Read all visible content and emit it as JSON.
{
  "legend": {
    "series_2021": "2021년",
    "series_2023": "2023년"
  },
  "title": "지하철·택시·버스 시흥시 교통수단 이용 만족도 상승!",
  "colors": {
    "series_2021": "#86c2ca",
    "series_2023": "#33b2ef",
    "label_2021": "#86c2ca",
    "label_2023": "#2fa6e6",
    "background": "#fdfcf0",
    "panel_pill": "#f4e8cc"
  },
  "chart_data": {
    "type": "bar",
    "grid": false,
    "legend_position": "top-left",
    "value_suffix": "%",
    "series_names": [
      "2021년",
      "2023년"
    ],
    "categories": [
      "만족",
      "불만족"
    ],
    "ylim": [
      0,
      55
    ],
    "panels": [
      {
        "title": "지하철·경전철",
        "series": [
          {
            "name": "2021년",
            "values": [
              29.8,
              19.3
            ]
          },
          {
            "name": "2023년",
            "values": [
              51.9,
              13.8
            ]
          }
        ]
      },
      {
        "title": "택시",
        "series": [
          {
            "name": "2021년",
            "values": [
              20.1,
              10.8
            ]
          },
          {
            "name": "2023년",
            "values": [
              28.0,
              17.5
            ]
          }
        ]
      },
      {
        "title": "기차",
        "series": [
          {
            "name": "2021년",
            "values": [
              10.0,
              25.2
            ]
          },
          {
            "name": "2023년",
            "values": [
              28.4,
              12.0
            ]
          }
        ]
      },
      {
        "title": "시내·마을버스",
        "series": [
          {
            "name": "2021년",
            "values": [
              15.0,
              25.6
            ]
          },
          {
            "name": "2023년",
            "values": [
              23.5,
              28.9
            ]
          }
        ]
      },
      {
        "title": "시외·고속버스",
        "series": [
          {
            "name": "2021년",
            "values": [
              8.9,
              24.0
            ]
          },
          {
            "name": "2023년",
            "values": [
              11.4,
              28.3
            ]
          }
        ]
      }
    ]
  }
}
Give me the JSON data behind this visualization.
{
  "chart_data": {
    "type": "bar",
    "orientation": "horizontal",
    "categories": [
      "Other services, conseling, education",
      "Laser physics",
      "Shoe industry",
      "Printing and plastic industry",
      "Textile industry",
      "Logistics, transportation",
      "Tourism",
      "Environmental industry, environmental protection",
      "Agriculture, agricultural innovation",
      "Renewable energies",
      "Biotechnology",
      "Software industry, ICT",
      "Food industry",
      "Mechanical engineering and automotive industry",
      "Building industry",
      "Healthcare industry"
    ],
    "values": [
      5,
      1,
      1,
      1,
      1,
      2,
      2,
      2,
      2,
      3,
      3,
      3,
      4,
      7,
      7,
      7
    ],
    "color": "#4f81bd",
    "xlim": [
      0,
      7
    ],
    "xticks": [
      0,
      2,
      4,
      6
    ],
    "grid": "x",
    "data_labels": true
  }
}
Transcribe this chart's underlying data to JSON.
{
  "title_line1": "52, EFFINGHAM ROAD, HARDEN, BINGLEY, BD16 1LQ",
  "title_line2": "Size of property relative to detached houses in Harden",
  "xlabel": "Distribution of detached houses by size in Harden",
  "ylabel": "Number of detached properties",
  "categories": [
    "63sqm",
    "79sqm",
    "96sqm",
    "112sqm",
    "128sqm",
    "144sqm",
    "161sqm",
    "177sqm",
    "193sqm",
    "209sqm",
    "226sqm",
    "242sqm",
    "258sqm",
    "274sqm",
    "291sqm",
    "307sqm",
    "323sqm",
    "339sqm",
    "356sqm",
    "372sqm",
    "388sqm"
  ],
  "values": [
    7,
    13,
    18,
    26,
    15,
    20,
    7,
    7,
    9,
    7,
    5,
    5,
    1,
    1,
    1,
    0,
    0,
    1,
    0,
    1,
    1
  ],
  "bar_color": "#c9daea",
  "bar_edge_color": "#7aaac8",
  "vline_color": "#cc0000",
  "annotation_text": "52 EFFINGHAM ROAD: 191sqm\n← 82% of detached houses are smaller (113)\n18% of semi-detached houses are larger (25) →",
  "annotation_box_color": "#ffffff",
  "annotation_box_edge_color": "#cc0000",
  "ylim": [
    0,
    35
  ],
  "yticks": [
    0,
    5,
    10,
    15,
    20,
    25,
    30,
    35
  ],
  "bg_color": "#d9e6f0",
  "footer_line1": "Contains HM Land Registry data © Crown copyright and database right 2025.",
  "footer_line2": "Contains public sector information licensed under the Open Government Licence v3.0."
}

- **To be done**
Copy each record from above without leaving any out.

- **Solution for this problem**
Read all visible content and emit it as JSON.
{
  "legend": {
    "series_2021": "2021년",
    "series_2023": "2023년"
  },
  "title": "지하철·택시·버스 시흥시 교통수단 이용 만족도 상승!",
  "colors": {
    "series_2021": "#86c2ca",
    "series_2023": "#33b2ef",
    "label_2021": "#86c2ca",
    "label_2023": "#2fa6e6",
    "background": "#fdfcf0",
    "panel_pill": "#f4e8cc"
  },
  "chart_data": {
    "type": "bar",
    "grid": false,
    "legend_position": "top-left",
    "value_suffix": "%",
    "series_names": [
      "2021년",
      "2023년"
    ],
    "categories": [
      "만족",
      "불만족"
    ],
    "ylim": [
      0,
      55
    ],
    "panels": [
      {
        "title": "지하철·경전철",
        "series": [
          {
            "name": "2021년",
            "values": [
              29.8,
              19.3
            ]
          },
          {
            "name": "2023년",
            "values": [
              51.9,
              13.8
            ]
          }
        ]
      },
      {
        "title": "택시",
        "series": [
          {
            "name": "2021년",
            "values": [
              20.1,
              10.8
            ]
          },
          {
            "name": "2023년",
            "values": [
              28.0,
              17.5
            ]
          }
        ]
      },
      {
        "title": "기차",
        "series": [
          {
            "name": "2021년",
            "values": [
              10.0,
              25.2
            ]
          },
          {
            "name": "2023년",
            "values": [
              28.4,
              12.0
            ]
          }
        ]
      },
      {
        "title": "시내·마을버스",
        "series": [
          {
            "name": "2021년",
            "values": [
              15.0,
              25.6
            ]
          },
          {
            "name": "2023년",
            "values": [
              23.5,
              28.9
            ]
          }
        ]
      },
      {
        "title": "시외·고속버스",
        "series": [
          {
            "name": "2021년",
            "values": [
              8.9,
              24.0
            ]
          },
          {
            "name": "2023년",
            "values": [
              11.4,
              28.3
            ]
          }
        ]
      }
    ]
  }
}
Give me the JSON data behind this visualization.
{
  "chart_data": {
    "type": "bar",
    "orientation": "horizontal",
    "categories": [
      "Other services, conseling, education",
      "Laser physics",
      "Shoe industry",
      "Printing and plastic industry",
      "Textile industry",
      "Logistics, transportation",
      "Tourism",
      "Environmental industry, environmental protection",
      "Agriculture, agricultural innovation",
      "Renewable energies",
      "Biotechnology",
      "Software industry, ICT",
      "Food industry",
      "Mechanical engineering and automotive industry",
      "Building industry",
      "Healthcare industry"
    ],
    "values": [
      5,
      1,
      1,
      1,
      1,
      2,
      2,
      2,
      2,
      3,
      3,
      3,
      4,
      7,
      7,
      7
    ],
    "color": "#4f81bd",
    "xlim": [
      0,
      7
    ],
    "xticks": [
      0,
      2,
      4,
      6
    ],
    "grid": "x",
    "data_labels": true
  }
}
Transcribe this chart's underlying data to JSON.
{
  "title_line1": "52, EFFINGHAM ROAD, HARDEN, BINGLEY, BD16 1LQ",
  "title_line2": "Size of property relative to detached houses in Harden",
  "xlabel": "Distribution of detached houses by size in Harden",
  "ylabel": "Number of detached properties",
  "categories": [
    "63sqm",
    "79sqm",
    "96sqm",
    "112sqm",
    "128sqm",
    "144sqm",
    "161sqm",
    "177sqm",
    "193sqm",
    "209sqm",
    "226sqm",
    "242sqm",
    "258sqm",
    "274sqm",
    "291sqm",
    "307sqm",
    "323sqm",
    "339sqm",
    "356sqm",
    "372sqm",
    "388sqm"
  ],
  "values": [
    7,
    13,
    18,
    26,
    15,
    20,
    7,
    7,
    9,
    7,
    5,
    5,
    1,
    1,
    1,
    0,
    0,
    1,
    0,
    1,
    1
  ],
  "bar_color": "#c9daea",
  "bar_edge_color": "#7aaac8",
  "vline_color": "#cc0000",
  "annotation_text": "52 EFFINGHAM ROAD: 191sqm\n← 82% of detached houses are smaller (113)\n18% of semi-detached houses are larger (25) →",
  "annotation_box_color": "#ffffff",
  "annotation_box_edge_color": "#cc0000",
  "ylim": [
    0,
    35
  ],
  "yticks": [
    0,
    5,
    10,
    15,
    20,
    25,
    30,
    35
  ],
  "bg_color": "#d9e6f0",
  "footer_line1": "Contains HM Land Registry data © Crown copyright and database right 2025.",
  "footer_line2": "Contains public sector information licensed under the Open Government Licence v3.0."
}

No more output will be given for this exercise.